**Extracts from a graphics dataset**:
◆ ◆ ◆ ◆
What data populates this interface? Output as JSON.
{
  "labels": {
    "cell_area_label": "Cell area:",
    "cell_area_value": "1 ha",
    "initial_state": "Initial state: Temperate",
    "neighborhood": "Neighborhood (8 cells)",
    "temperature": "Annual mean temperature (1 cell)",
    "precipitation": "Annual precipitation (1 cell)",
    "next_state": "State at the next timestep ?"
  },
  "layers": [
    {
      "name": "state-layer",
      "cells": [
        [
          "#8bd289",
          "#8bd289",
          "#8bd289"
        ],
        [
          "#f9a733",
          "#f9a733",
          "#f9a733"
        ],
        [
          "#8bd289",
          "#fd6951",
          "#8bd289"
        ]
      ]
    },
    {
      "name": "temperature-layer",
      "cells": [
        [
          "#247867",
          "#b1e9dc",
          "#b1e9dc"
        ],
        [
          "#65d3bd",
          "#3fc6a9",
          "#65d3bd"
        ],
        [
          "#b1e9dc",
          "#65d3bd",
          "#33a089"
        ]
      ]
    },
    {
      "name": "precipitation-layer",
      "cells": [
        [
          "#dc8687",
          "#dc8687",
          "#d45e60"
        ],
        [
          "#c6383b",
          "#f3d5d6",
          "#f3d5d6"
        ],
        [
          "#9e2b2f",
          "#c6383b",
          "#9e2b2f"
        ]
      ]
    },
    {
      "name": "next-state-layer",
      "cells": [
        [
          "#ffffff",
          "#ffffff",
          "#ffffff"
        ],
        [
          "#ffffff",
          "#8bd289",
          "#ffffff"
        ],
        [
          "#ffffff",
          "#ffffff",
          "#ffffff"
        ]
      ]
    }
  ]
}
◆ ◆ ◆ ◆
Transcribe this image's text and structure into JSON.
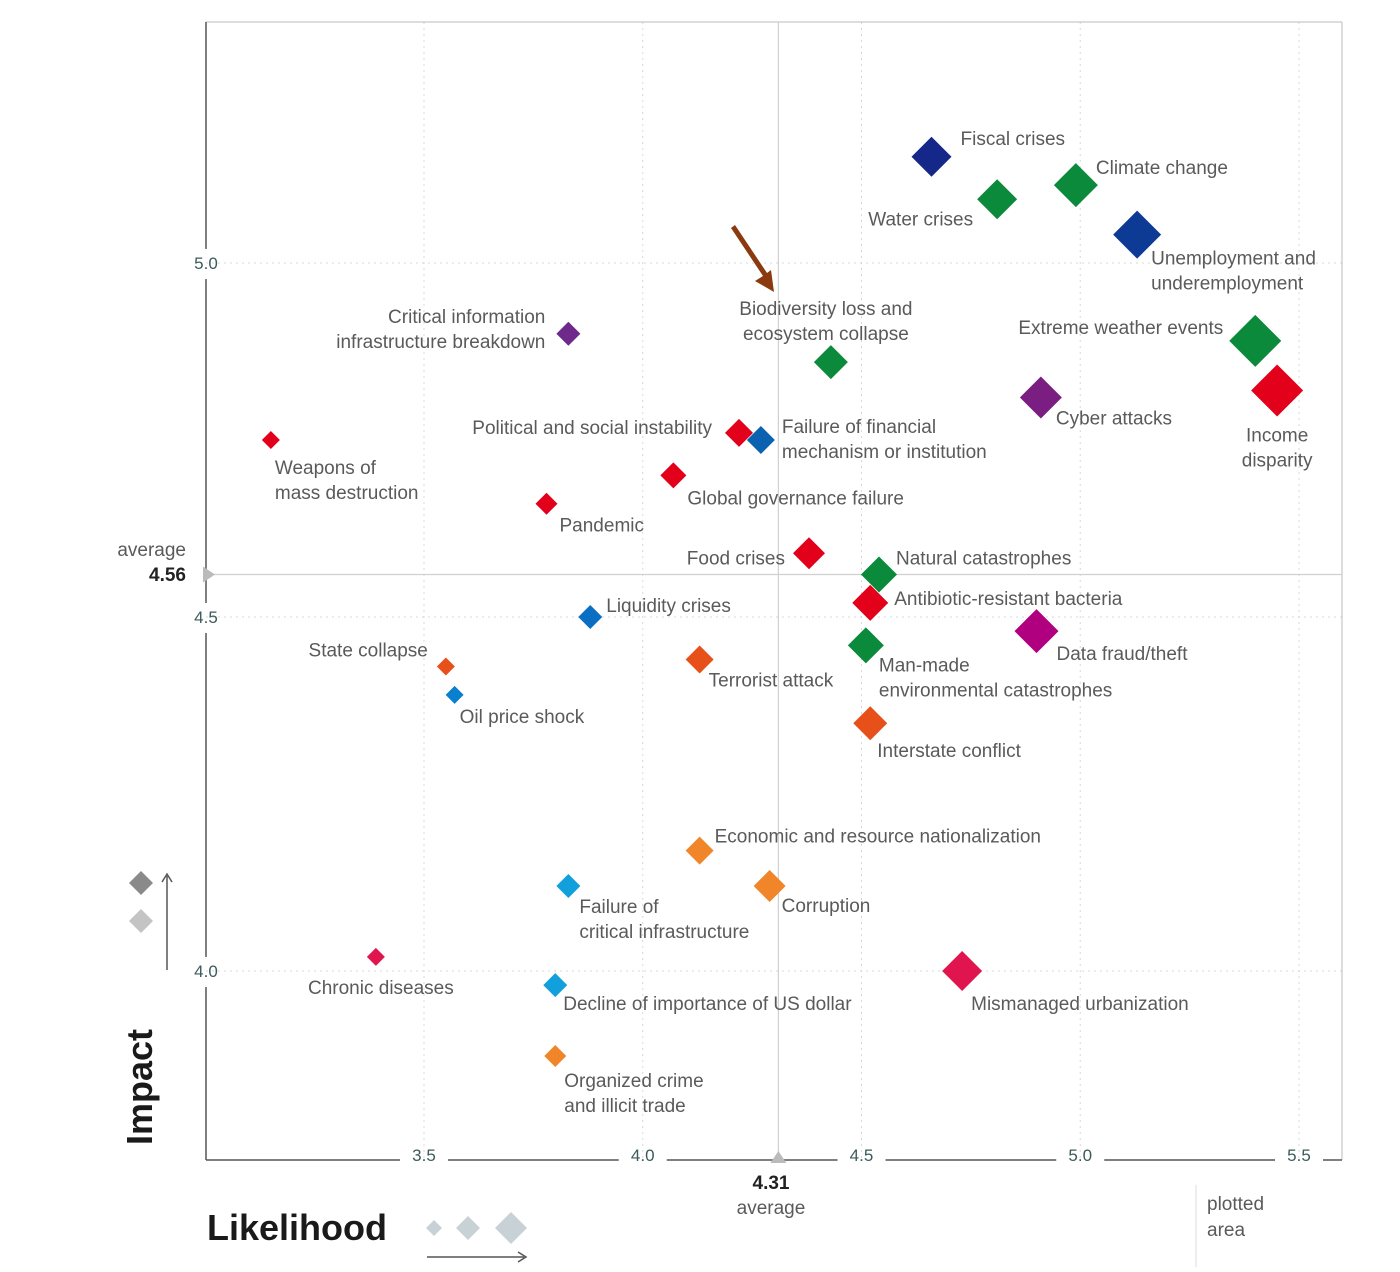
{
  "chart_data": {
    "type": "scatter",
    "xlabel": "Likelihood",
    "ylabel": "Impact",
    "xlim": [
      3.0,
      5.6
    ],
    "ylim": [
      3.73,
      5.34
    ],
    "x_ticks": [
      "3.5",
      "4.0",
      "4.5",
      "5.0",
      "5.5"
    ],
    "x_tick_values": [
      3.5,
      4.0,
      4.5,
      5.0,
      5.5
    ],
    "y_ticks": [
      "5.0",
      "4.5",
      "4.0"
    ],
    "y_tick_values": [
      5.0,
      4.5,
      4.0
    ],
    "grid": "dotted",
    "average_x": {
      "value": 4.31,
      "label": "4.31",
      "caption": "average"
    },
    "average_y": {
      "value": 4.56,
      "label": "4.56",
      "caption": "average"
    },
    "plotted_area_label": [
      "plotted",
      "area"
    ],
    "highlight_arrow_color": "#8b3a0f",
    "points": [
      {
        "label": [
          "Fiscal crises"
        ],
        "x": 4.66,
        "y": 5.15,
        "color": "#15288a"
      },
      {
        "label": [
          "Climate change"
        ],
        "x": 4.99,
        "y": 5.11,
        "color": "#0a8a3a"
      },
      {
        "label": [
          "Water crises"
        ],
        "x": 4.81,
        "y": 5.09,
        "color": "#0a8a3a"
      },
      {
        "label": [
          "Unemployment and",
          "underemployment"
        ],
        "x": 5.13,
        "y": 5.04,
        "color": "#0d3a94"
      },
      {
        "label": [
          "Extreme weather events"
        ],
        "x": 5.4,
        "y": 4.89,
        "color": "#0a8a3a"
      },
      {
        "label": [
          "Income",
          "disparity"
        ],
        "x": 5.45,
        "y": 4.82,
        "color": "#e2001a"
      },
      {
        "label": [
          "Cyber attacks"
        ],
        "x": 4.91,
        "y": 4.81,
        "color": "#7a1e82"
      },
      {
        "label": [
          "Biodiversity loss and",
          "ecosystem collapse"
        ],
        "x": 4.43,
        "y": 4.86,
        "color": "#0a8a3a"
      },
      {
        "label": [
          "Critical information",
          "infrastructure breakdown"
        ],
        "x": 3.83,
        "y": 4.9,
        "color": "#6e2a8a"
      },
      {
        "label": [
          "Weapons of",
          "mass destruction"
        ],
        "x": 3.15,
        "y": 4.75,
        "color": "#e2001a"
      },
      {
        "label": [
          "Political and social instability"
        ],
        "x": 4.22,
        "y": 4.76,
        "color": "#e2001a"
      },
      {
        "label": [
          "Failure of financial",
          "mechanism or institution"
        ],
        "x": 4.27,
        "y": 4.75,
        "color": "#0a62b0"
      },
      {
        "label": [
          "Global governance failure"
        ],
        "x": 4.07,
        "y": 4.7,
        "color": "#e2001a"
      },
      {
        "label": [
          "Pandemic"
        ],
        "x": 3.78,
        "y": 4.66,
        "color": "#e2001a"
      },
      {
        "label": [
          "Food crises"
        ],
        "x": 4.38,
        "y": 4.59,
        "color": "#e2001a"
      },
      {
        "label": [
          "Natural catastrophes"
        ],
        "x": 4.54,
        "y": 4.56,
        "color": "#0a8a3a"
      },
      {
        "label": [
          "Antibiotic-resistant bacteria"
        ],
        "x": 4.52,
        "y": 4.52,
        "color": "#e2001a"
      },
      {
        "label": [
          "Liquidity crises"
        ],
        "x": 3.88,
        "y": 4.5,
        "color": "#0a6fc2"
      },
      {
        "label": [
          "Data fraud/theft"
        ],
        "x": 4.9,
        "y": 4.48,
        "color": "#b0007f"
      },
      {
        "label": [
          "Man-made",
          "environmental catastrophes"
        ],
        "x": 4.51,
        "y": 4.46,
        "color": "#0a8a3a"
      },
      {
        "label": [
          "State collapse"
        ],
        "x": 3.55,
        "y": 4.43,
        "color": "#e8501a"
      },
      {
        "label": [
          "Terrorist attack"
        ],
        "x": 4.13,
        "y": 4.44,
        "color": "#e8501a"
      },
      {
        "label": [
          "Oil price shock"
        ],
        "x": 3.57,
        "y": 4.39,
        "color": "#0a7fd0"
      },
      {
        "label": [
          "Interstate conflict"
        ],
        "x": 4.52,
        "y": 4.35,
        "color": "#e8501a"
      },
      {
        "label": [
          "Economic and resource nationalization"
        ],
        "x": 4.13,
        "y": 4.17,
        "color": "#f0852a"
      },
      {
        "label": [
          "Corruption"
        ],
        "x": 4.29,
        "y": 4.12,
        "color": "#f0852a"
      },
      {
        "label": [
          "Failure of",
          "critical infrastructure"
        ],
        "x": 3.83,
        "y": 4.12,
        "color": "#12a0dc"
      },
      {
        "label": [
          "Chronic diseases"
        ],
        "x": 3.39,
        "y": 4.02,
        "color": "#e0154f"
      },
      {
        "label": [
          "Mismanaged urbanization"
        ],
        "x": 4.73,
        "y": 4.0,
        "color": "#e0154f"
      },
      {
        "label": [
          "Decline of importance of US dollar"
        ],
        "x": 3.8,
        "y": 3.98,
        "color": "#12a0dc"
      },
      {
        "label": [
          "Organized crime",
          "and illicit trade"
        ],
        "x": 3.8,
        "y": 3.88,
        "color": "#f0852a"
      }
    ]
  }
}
◆ ◆ ◆ ◆
**ABOUT THIS EXERCISE**:
The number of lines in the data that hold "name" must be the entire answer.

**SOLUTION FOR THIS TASK**:
4